WHAT IS ASKED:
Exclude any images and output the remaining records exactly.

DATASET RECORDS:
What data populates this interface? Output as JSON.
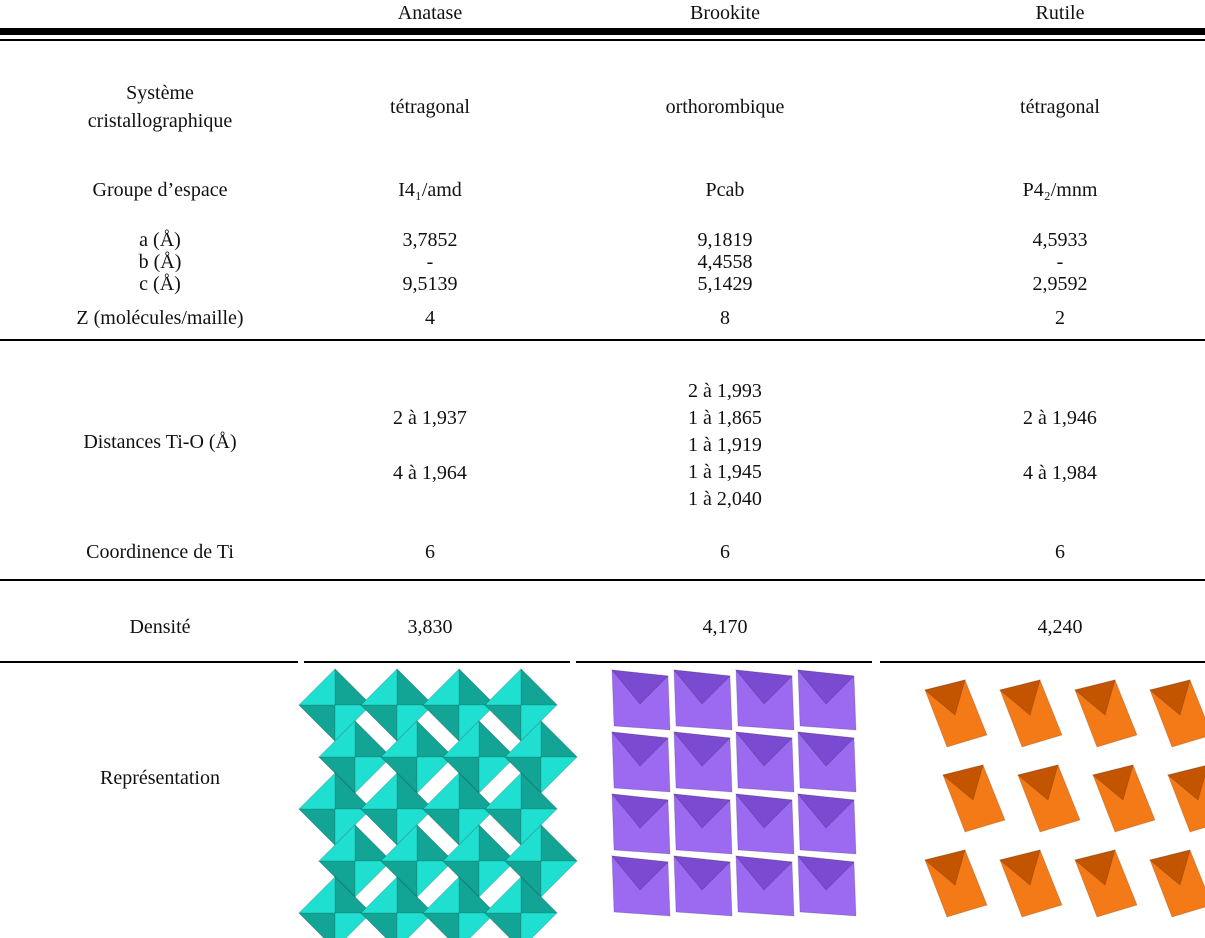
{
  "table": {
    "columns": [
      "Anatase",
      "Brookite",
      "Rutile"
    ],
    "rows": [
      {
        "label": [
          "Système",
          "cristallographique"
        ],
        "cells": [
          [
            "tétragonal"
          ],
          [
            "orthorombique"
          ],
          [
            "tétragonal"
          ]
        ]
      },
      {
        "label": [
          "Groupe d’espace"
        ],
        "cells": [
          [
            "I4₁/amd"
          ],
          [
            "Pcab"
          ],
          [
            "P4₂/mnm"
          ]
        ]
      },
      {
        "label": [
          "a (Å)",
          "b (Å)",
          "c (Å)"
        ],
        "cells": [
          [
            "3,7852",
            "-",
            "9,5139"
          ],
          [
            "9,1819",
            "4,4558",
            "5,1429"
          ],
          [
            "4,5933",
            "-",
            "2,9592"
          ]
        ]
      },
      {
        "label": [
          "Z (molécules/maille)"
        ],
        "cells": [
          [
            "4"
          ],
          [
            "8"
          ],
          [
            "2"
          ]
        ]
      },
      {
        "label": [
          "Distances Ti-O (Å)"
        ],
        "cells": [
          [
            "2 à 1,937",
            "4 à 1,964"
          ],
          [
            "2 à 1,993",
            "1 à 1,865",
            "1 à 1,919",
            "1 à 1,945",
            "1 à 2,040"
          ],
          [
            "2 à 1,946",
            "4 à 1,984"
          ]
        ]
      },
      {
        "label": [
          "Coordinence de Ti"
        ],
        "cells": [
          [
            "6"
          ],
          [
            "6"
          ],
          [
            "6"
          ]
        ]
      },
      {
        "label": [
          "Densité"
        ],
        "cells": [
          [
            "3,830"
          ],
          [
            "4,170"
          ],
          [
            "4,240"
          ]
        ]
      },
      {
        "label": [
          "Représentation"
        ]
      }
    ]
  }
}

WRITTEN SOLUTION:
What data populates this interface? Output as JSON.
{
  "table": {
    "columns": [
      "Anatase",
      "Brookite",
      "Rutile"
    ],
    "rows": [
      {
        "label": [
          "Système",
          "cristallographique"
        ],
        "cells": [
          [
            "tétragonal"
          ],
          [
            "orthorombique"
          ],
          [
            "tétragonal"
          ]
        ]
      },
      {
        "label": [
          "Groupe d’espace"
        ],
        "cells": [
          [
            "I4₁/amd"
          ],
          [
            "Pcab"
          ],
          [
            "P4₂/mnm"
          ]
        ]
      },
      {
        "label": [
          "a (Å)",
          "b (Å)",
          "c (Å)"
        ],
        "cells": [
          [
            "3,7852",
            "-",
            "9,5139"
          ],
          [
            "9,1819",
            "4,4558",
            "5,1429"
          ],
          [
            "4,5933",
            "-",
            "2,9592"
          ]
        ]
      },
      {
        "label": [
          "Z (molécules/maille)"
        ],
        "cells": [
          [
            "4"
          ],
          [
            "8"
          ],
          [
            "2"
          ]
        ]
      },
      {
        "label": [
          "Distances Ti-O (Å)"
        ],
        "cells": [
          [
            "2 à 1,937",
            "4 à 1,964"
          ],
          [
            "2 à 1,993",
            "1 à 1,865",
            "1 à 1,919",
            "1 à 1,945",
            "1 à 2,040"
          ],
          [
            "2 à 1,946",
            "4 à 1,984"
          ]
        ]
      },
      {
        "label": [
          "Coordinence de Ti"
        ],
        "cells": [
          [
            "6"
          ],
          [
            "6"
          ],
          [
            "6"
          ]
        ]
      },
      {
        "label": [
          "Densité"
        ],
        "cells": [
          [
            "3,830"
          ],
          [
            "4,170"
          ],
          [
            "4,240"
          ]
        ]
      },
      {
        "label": [
          "Représentation"
        ]
      }
    ]
  }
}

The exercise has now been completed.